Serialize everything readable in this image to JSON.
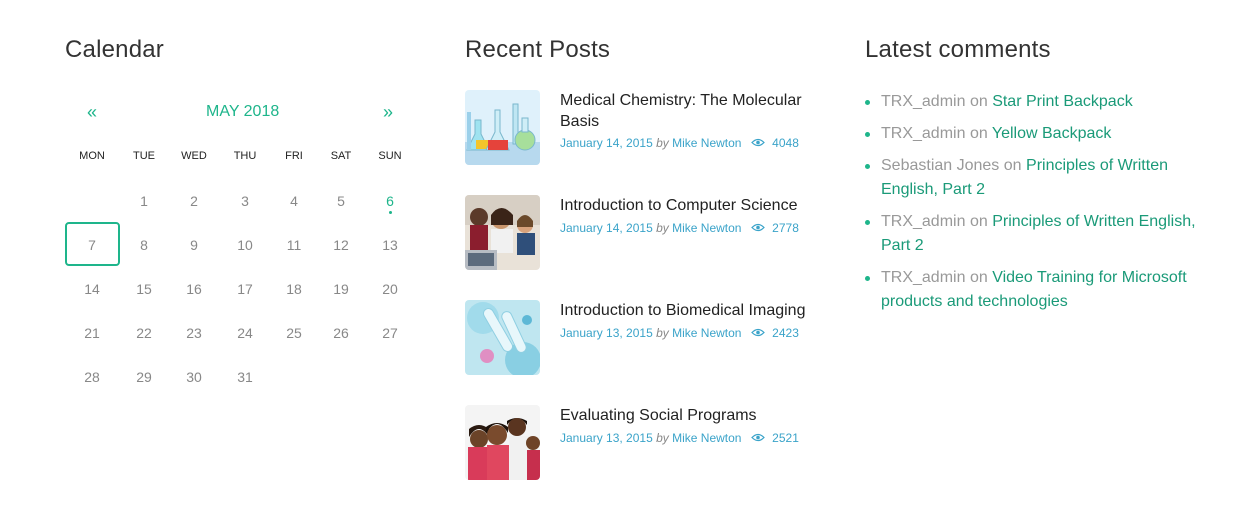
{
  "calendar": {
    "title": "Calendar",
    "prev_label": "«",
    "next_label": "»",
    "month_label": "MAY 2018",
    "weekdays": [
      "MON",
      "TUE",
      "WED",
      "THU",
      "FRI",
      "SAT",
      "SUN"
    ],
    "weeks": [
      [
        "",
        "1",
        "2",
        "3",
        "4",
        "5",
        "6"
      ],
      [
        "7",
        "8",
        "9",
        "10",
        "11",
        "12",
        "13"
      ],
      [
        "14",
        "15",
        "16",
        "17",
        "18",
        "19",
        "20"
      ],
      [
        "21",
        "22",
        "23",
        "24",
        "25",
        "26",
        "27"
      ],
      [
        "28",
        "29",
        "30",
        "31",
        "",
        "",
        ""
      ]
    ],
    "today": "7",
    "days_with_posts": [
      "6"
    ]
  },
  "recent_posts": {
    "title": "Recent Posts",
    "by_label": "by",
    "posts": [
      {
        "title": "Medical Chemistry: The Molecular Basis",
        "date": "January 14, 2015",
        "author": "Mike Newton",
        "views": "4048",
        "thumb_icon": "lab-glassware-thumbnail"
      },
      {
        "title": "Introduction to Computer Science",
        "date": "January 14, 2015",
        "author": "Mike Newton",
        "views": "2778",
        "thumb_icon": "students-computer-thumbnail"
      },
      {
        "title": "Introduction to Biomedical Imaging",
        "date": "January 13, 2015",
        "author": "Mike Newton",
        "views": "2423",
        "thumb_icon": "test-tubes-thumbnail"
      },
      {
        "title": "Evaluating Social Programs",
        "date": "January 13, 2015",
        "author": "Mike Newton",
        "views": "2521",
        "thumb_icon": "children-group-thumbnail"
      }
    ]
  },
  "latest_comments": {
    "title": "Latest comments",
    "on_label": "on",
    "items": [
      {
        "author": "TRX_admin",
        "post": "Star Print Backpack"
      },
      {
        "author": "TRX_admin",
        "post": "Yellow Backpack"
      },
      {
        "author": "Sebastian Jones",
        "post": "Principles of Written English, Part 2"
      },
      {
        "author": "TRX_admin",
        "post": "Principles of Written English, Part 2"
      },
      {
        "author": "TRX_admin",
        "post": "Video Training for Microsoft products and technologies"
      }
    ]
  },
  "colors": {
    "accent": "#1eb58b",
    "meta_blue": "#3aa3c9",
    "muted": "#999999",
    "title": "#333333"
  }
}
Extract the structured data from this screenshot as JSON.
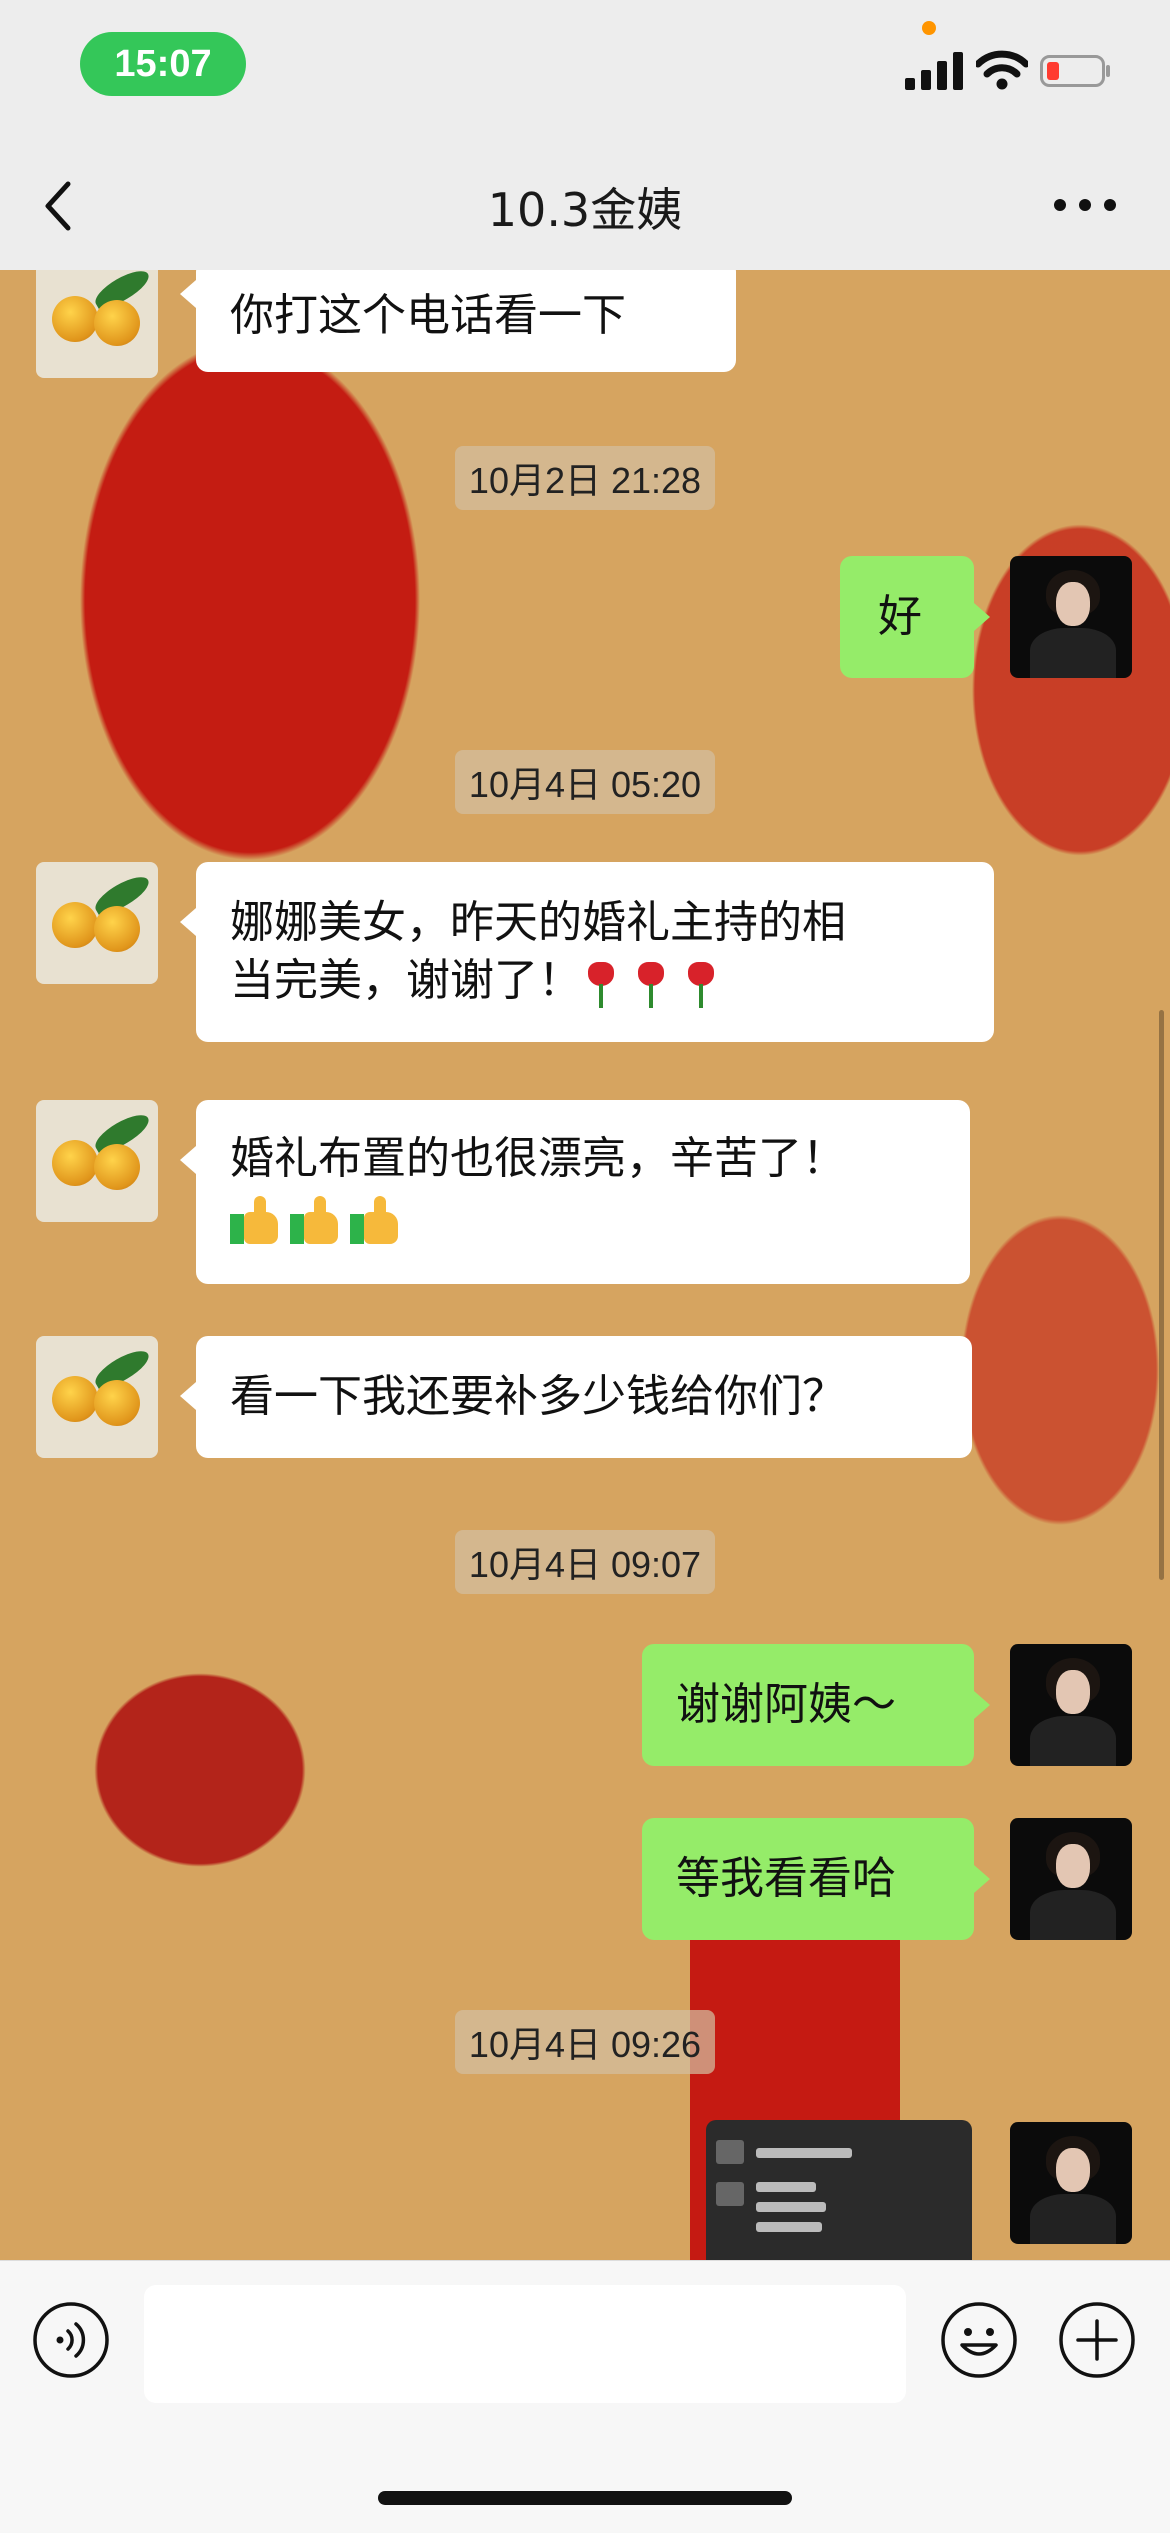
{
  "status_bar": {
    "time": "15:07",
    "colors": {
      "time_pill": "#34c759",
      "battery_low": "#ff3b30",
      "dot": "#ff9500"
    }
  },
  "nav": {
    "title": "10.3金姨",
    "back_icon": "chevron-left-icon",
    "more_icon": "more-icon"
  },
  "messages": [
    {
      "side": "left",
      "text": "你打这个电话看一下"
    },
    {
      "type": "time",
      "text": "10月2日 21:28"
    },
    {
      "side": "right",
      "text": "好"
    },
    {
      "type": "time",
      "text": "10月4日 05:20"
    },
    {
      "side": "left",
      "text_line1": "娜娜美女，昨天的婚礼主持的相",
      "text_line2": "当完美，谢谢了！",
      "emoji": "rose x3"
    },
    {
      "side": "left",
      "text_line1": "婚礼布置的也很漂亮，辛苦了！",
      "emoji": "thumbs-up x3"
    },
    {
      "side": "left",
      "text": "看一下我还要补多少钱给你们？"
    },
    {
      "type": "time",
      "text": "10月4日 09:07"
    },
    {
      "side": "right",
      "text": "谢谢阿姨～"
    },
    {
      "side": "right",
      "text": "等我看看哈"
    },
    {
      "type": "time",
      "text": "10月4日 09:26"
    },
    {
      "side": "right",
      "type": "image",
      "text": "image-thumbnail"
    }
  ],
  "input_bar": {
    "placeholder": "",
    "voice_icon": "voice-icon",
    "emoji_icon": "emoji-icon",
    "plus_icon": "plus-icon"
  },
  "colors": {
    "bubble_green": "#95ec69",
    "bubble_white": "#ffffff",
    "bar_bg": "#ededed"
  }
}
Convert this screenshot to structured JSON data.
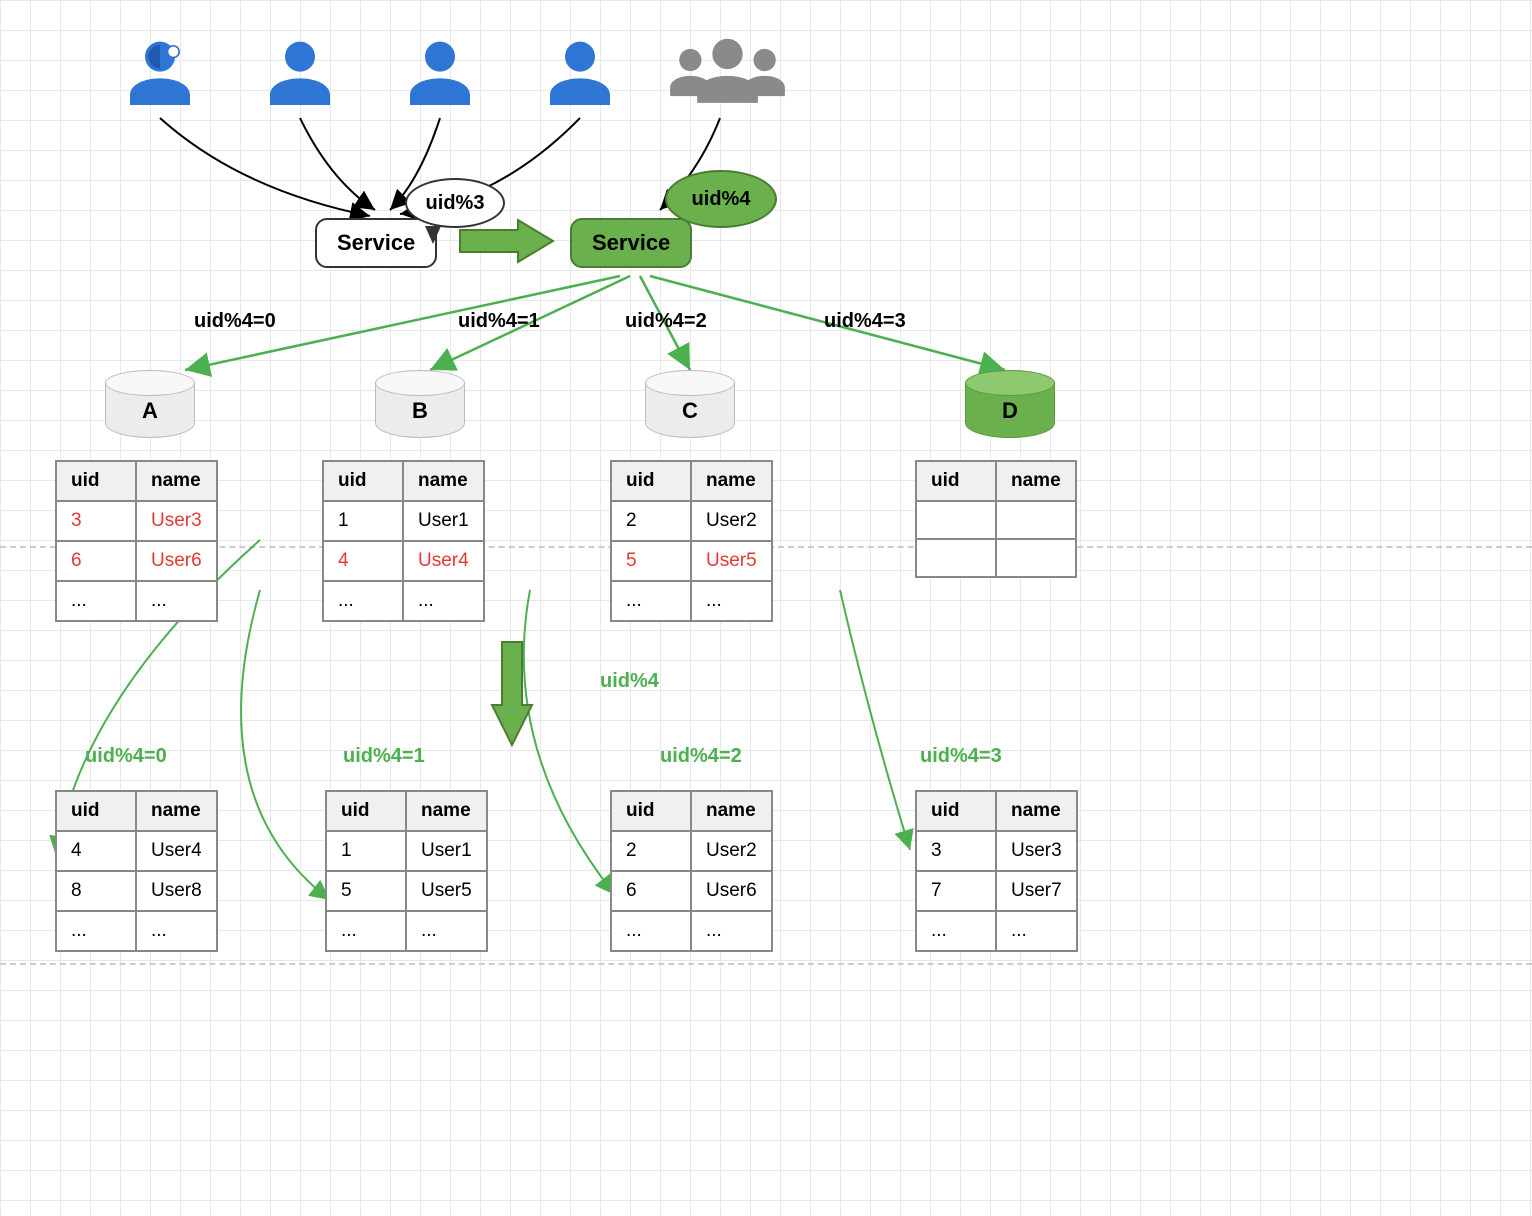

◆ **Task details**
Where does the word "Introduction" appear? Return each line that holds it.

◆ **Worked solution**
        "title": "Introduction to Computer Science",
        "title": "Introduction to Biomedical Imaging",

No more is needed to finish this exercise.